Exercise objective
Could you transcribe, word for word, the passage of the Dave Savini post between "Posted by Bud" and "over hospital linens.", inclusive?

Source text
****************

Posted by Bud on January 29, 2010 at 15:07:22:
Will Savini’s next bed check send us to the hospital?
The man who made Chicago television viewers sick by revealing “splotches of semen, vaginal fluid and blood” on hotel bedspreads soon could be shining his undercover ultraviolet light over hospital linens.
Evoking memories of his infamous “Hidden Hotel Horrors” sweeps piece, Dave Savini, the crack investigative reporter for CBS-owned WBBM-Channel 2, is soliciting tips from viewers about dirty hospitals. On his Facebook page Monday, he wrote:
“on to my next projects — if you have a tip about dirty hospitals or hospital beds and hospital bathrooms send them my way.. a new big undercover investigation is on the way soon…”
Savini will forever be remembered for the 3½-minute report he delivered on Nov. 4, 1996, when he was a member of the Unit 5 investigative team at NBC-owned WMAQ-Channel 5. “Unit 5 found hotels don’t change the blankets and bedspreads after every guest,” he told viewers. To prove the point, he showed an unidentified forensic scientist, dressed in a blue lab coat and rubber gloves, passing an ultraviolet light over the bedding in three Chicago area hotel rooms. Evidence of bodily secretions and fluids were everywhere.

****************

Listed records
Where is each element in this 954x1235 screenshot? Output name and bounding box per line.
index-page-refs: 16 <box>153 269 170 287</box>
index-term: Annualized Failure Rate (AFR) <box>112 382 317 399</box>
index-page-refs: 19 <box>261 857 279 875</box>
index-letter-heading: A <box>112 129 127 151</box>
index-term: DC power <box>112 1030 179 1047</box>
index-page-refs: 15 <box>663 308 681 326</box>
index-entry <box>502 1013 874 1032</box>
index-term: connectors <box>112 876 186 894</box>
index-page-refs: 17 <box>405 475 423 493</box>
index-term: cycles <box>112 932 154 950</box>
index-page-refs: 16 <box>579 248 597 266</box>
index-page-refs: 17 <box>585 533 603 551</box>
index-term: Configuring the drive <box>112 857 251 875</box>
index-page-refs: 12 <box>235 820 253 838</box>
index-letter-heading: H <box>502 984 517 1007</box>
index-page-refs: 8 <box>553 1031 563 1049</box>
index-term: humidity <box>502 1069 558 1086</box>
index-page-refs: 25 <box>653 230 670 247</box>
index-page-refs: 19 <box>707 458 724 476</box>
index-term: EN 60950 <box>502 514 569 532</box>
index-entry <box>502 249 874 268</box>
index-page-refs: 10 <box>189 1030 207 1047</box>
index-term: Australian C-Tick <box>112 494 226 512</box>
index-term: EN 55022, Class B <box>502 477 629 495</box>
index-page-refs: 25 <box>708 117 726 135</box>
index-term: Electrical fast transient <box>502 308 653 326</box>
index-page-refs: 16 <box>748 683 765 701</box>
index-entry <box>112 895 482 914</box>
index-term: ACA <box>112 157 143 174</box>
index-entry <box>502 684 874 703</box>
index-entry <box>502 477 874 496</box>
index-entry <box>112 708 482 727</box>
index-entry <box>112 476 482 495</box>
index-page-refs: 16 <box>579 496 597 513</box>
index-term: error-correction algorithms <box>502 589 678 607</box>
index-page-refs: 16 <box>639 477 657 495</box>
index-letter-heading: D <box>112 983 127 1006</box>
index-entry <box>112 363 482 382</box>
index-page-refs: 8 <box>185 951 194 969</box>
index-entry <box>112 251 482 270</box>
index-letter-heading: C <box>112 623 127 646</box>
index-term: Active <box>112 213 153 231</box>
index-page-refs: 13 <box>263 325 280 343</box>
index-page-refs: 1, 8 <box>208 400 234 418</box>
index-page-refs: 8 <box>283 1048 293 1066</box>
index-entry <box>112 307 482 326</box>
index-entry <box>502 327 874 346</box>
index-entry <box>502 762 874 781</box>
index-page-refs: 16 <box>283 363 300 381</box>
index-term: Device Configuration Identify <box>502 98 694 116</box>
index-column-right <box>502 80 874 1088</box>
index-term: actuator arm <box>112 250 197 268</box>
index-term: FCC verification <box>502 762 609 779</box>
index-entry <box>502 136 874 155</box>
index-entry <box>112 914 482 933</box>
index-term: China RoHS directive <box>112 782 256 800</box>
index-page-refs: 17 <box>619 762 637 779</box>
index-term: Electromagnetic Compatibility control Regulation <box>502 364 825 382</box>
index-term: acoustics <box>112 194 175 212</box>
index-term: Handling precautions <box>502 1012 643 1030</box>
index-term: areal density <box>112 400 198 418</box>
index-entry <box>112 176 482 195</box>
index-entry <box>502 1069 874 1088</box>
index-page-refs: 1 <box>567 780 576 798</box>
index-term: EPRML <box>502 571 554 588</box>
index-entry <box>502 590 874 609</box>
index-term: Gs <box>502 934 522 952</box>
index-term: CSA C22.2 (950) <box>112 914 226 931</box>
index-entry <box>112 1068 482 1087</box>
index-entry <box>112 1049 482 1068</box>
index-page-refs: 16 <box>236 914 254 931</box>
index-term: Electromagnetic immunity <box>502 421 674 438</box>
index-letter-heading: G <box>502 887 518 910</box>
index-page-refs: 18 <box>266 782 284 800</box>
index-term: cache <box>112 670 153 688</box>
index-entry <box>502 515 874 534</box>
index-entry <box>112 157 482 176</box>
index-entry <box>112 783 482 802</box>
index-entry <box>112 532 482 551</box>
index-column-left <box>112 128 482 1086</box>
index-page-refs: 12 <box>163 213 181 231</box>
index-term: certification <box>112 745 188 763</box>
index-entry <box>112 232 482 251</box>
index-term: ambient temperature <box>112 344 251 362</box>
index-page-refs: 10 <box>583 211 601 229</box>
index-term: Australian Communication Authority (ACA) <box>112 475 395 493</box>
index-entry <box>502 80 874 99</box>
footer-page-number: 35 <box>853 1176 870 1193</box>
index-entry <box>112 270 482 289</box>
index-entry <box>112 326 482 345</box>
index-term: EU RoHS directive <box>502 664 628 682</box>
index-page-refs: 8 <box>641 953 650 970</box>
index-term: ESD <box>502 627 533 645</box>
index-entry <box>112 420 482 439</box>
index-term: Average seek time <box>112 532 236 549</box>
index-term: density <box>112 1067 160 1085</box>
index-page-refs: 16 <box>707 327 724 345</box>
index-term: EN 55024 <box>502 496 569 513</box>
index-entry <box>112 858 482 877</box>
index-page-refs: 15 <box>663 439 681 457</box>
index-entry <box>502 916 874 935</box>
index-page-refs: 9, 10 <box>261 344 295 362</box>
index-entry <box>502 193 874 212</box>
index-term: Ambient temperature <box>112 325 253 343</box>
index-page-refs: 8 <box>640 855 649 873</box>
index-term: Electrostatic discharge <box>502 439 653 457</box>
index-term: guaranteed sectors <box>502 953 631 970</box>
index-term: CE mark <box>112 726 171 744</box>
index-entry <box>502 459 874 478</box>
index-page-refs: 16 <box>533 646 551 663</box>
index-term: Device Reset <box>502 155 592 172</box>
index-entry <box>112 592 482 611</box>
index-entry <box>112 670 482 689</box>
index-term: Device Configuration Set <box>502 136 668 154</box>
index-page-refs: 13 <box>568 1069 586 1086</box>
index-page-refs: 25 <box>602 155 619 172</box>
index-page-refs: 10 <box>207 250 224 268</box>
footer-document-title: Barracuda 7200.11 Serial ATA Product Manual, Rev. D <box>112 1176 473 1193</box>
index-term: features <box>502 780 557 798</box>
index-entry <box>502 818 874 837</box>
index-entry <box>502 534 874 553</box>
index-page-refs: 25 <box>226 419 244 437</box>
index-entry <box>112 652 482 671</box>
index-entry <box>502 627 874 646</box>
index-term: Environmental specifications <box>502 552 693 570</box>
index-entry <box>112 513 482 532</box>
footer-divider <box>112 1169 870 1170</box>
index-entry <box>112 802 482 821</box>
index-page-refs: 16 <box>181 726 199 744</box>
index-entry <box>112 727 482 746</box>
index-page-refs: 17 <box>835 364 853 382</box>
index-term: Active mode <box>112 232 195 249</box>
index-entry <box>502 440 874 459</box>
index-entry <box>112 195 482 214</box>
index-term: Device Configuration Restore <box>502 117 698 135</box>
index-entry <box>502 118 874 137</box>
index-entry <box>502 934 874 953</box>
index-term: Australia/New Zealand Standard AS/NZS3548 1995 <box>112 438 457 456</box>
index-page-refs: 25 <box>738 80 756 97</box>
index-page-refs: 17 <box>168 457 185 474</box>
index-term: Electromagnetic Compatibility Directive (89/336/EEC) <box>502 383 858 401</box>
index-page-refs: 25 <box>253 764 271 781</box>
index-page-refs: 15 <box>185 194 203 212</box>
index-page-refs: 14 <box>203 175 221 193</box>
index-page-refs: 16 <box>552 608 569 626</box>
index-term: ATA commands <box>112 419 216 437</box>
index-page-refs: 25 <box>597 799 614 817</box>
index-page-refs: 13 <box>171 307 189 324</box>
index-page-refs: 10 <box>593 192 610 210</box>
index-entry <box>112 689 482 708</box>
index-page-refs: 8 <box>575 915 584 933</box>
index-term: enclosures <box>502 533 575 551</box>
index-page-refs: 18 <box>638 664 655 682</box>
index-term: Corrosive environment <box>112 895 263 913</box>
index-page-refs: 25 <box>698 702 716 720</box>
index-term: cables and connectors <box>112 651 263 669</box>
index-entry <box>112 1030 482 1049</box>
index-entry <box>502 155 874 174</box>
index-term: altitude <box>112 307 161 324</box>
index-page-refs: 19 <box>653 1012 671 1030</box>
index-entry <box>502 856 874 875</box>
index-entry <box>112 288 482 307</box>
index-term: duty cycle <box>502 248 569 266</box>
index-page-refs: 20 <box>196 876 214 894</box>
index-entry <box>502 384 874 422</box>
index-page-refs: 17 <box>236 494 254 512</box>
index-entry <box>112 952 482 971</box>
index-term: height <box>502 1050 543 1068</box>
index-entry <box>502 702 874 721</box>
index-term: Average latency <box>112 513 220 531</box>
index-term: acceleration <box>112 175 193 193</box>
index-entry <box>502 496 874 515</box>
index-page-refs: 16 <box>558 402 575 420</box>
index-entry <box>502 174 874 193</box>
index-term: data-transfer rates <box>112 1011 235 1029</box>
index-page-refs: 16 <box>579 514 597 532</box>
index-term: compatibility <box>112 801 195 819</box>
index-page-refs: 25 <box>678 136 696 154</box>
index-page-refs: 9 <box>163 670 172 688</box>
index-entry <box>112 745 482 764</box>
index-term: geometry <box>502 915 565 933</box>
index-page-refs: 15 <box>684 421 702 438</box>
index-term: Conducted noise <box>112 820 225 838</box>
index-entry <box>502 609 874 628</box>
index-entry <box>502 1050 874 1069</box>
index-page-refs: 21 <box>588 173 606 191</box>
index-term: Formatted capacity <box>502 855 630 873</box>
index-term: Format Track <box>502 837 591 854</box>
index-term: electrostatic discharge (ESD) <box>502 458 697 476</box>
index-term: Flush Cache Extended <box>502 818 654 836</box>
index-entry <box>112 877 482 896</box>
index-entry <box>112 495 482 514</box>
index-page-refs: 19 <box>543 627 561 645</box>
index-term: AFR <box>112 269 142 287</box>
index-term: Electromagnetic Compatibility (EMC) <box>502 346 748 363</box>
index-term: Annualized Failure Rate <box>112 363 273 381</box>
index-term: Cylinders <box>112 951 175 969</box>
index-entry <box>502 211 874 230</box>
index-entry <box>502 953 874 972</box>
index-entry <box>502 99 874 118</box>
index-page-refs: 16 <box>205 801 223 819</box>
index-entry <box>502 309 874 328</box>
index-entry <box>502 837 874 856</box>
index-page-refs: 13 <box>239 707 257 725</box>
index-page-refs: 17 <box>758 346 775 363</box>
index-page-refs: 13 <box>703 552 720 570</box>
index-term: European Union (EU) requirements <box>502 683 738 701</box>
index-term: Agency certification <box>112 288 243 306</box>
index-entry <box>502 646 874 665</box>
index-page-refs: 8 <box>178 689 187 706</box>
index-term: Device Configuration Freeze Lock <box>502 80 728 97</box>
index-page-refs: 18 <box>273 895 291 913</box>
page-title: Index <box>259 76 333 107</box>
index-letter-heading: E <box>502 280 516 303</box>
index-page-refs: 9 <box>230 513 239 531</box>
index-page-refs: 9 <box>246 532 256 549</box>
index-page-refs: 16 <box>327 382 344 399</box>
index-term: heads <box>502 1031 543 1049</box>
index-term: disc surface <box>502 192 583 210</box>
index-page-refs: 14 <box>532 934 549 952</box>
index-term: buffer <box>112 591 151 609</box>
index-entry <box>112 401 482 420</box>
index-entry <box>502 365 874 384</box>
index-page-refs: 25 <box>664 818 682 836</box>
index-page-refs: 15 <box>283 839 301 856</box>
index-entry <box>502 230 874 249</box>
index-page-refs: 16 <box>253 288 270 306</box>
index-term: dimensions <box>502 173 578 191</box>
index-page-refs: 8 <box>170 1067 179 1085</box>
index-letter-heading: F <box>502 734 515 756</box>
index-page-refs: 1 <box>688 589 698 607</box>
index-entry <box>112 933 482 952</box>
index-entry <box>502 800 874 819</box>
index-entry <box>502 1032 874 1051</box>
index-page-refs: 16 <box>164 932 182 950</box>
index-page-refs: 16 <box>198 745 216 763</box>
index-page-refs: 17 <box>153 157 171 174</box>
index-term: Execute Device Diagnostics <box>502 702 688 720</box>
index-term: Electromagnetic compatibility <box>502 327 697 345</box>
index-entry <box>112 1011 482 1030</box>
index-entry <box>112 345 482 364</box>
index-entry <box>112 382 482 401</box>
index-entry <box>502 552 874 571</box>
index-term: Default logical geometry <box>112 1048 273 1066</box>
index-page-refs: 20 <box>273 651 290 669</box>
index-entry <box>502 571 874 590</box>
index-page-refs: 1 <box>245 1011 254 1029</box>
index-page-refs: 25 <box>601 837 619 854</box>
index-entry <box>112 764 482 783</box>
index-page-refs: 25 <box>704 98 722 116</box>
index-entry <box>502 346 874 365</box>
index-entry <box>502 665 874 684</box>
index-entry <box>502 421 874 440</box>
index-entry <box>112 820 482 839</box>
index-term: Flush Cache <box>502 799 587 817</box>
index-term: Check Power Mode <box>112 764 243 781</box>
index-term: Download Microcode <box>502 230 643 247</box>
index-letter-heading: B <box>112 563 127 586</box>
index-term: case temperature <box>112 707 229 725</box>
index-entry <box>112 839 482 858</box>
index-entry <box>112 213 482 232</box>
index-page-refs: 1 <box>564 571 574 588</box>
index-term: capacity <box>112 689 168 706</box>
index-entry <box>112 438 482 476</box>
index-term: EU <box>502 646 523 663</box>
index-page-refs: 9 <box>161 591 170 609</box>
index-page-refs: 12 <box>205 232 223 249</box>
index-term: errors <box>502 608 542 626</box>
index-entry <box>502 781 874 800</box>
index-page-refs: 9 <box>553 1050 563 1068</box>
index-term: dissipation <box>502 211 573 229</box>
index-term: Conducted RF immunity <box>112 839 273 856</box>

****************

Output of the task
Posted by Bud on January 29, 2010 at 15:07:22:
Will Savini’s next bed check send us to the hospital?
The man who made Chicago television viewers sick by revealing “splotches of semen, vaginal fluid and blood” on hotel bedspreads soon could be shining his undercover ultraviolet light over hospital linens.